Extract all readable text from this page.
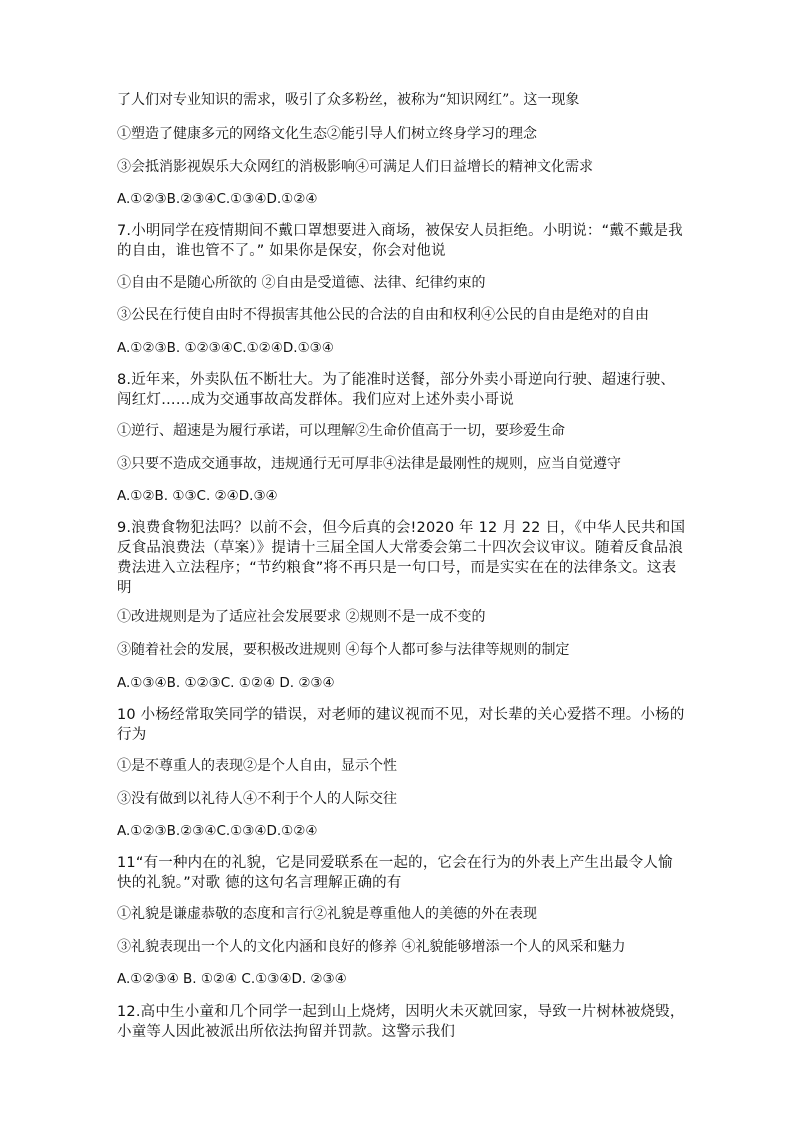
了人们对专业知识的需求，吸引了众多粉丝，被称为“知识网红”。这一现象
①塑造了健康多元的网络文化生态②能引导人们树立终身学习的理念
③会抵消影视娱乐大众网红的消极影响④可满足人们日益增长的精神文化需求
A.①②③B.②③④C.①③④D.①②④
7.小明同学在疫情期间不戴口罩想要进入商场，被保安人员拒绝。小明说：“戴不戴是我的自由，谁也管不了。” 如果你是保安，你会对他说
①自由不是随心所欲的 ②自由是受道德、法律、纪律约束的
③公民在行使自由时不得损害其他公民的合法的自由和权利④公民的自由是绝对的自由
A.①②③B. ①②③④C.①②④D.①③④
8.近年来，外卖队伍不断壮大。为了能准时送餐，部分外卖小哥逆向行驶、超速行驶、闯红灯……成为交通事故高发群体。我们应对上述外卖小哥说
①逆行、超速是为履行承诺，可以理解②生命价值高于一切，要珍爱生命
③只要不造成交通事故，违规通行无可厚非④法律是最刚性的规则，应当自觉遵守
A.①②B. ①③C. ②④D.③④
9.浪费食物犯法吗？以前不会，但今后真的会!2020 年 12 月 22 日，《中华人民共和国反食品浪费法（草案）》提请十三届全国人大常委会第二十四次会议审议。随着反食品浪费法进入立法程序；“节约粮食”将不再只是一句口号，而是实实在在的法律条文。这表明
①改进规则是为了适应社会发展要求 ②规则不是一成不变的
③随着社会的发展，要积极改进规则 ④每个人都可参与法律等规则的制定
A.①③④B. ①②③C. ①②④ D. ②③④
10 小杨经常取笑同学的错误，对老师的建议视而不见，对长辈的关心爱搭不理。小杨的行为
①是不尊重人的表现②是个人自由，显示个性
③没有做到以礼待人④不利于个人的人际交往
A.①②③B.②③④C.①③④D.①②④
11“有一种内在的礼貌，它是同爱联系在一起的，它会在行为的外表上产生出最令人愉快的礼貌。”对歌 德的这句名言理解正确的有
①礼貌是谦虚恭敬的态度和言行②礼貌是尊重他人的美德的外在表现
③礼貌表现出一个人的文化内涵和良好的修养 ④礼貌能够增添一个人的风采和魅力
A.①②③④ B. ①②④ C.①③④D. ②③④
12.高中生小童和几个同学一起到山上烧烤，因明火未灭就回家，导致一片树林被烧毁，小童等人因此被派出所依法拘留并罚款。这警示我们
+++
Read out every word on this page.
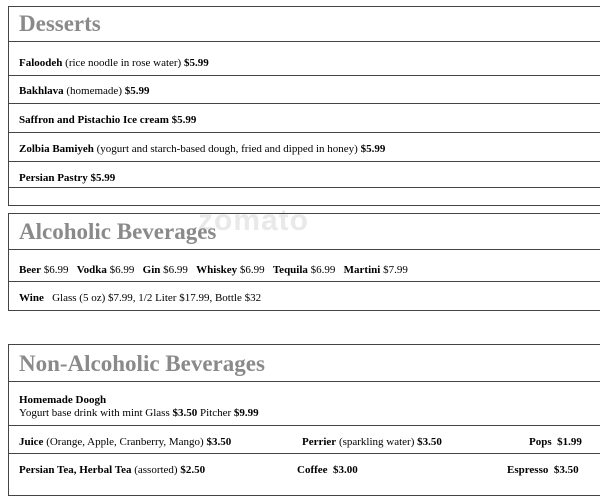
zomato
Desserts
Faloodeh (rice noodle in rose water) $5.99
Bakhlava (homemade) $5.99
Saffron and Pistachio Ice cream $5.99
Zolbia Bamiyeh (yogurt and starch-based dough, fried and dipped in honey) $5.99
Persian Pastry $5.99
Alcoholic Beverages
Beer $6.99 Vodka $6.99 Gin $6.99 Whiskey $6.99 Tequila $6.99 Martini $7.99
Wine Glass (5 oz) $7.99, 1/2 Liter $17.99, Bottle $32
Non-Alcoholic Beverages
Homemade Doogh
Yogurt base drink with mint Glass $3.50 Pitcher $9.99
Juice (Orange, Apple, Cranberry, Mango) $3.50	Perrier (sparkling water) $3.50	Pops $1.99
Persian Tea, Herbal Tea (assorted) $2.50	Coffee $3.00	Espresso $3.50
+++
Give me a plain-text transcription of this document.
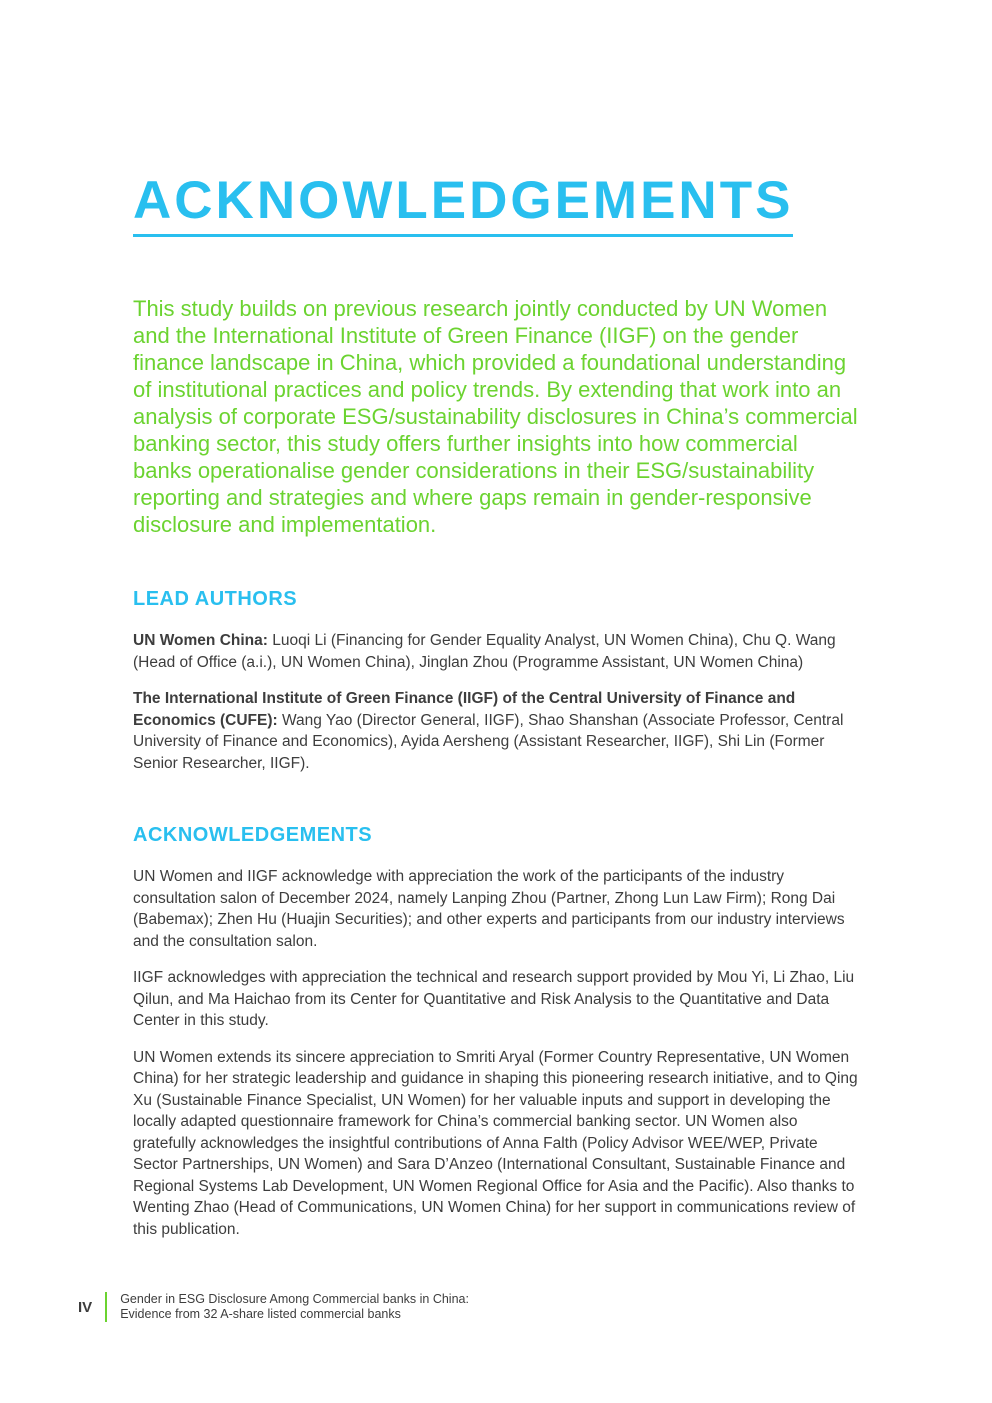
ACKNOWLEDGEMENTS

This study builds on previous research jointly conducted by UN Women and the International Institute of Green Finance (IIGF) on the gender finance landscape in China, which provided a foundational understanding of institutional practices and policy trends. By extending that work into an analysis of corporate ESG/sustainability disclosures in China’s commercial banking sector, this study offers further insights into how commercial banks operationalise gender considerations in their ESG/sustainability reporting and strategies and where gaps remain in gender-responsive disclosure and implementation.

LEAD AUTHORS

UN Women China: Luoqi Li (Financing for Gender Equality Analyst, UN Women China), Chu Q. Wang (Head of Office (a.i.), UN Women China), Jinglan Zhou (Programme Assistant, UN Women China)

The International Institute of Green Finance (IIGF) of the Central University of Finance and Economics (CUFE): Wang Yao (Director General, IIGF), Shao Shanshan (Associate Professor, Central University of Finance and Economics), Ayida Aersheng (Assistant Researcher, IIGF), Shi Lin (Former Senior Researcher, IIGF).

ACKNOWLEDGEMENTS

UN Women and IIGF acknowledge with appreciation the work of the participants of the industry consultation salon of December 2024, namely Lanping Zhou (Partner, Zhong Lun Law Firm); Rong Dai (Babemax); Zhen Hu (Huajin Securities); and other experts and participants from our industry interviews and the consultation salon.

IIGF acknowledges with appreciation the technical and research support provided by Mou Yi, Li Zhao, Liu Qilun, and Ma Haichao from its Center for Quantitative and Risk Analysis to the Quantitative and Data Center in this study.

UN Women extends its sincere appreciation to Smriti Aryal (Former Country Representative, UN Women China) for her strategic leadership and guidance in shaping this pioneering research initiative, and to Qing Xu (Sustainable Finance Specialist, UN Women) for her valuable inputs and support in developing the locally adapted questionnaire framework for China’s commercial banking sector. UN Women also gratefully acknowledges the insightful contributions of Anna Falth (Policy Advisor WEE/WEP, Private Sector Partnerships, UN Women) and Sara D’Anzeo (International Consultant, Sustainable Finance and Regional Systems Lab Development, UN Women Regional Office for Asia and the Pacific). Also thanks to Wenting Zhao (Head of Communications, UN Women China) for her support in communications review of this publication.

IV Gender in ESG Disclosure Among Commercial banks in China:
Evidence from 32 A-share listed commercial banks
+++
**Exercise goal**: Show the lines of the data that hold the word "water".

**Solution**:
Faloodeh (rice noodle in rose water) $5.99
Juice (Orange, Apple, Cranberry, Mango) $3.50	Perrier (sparkling water) $3.50	Pops $1.99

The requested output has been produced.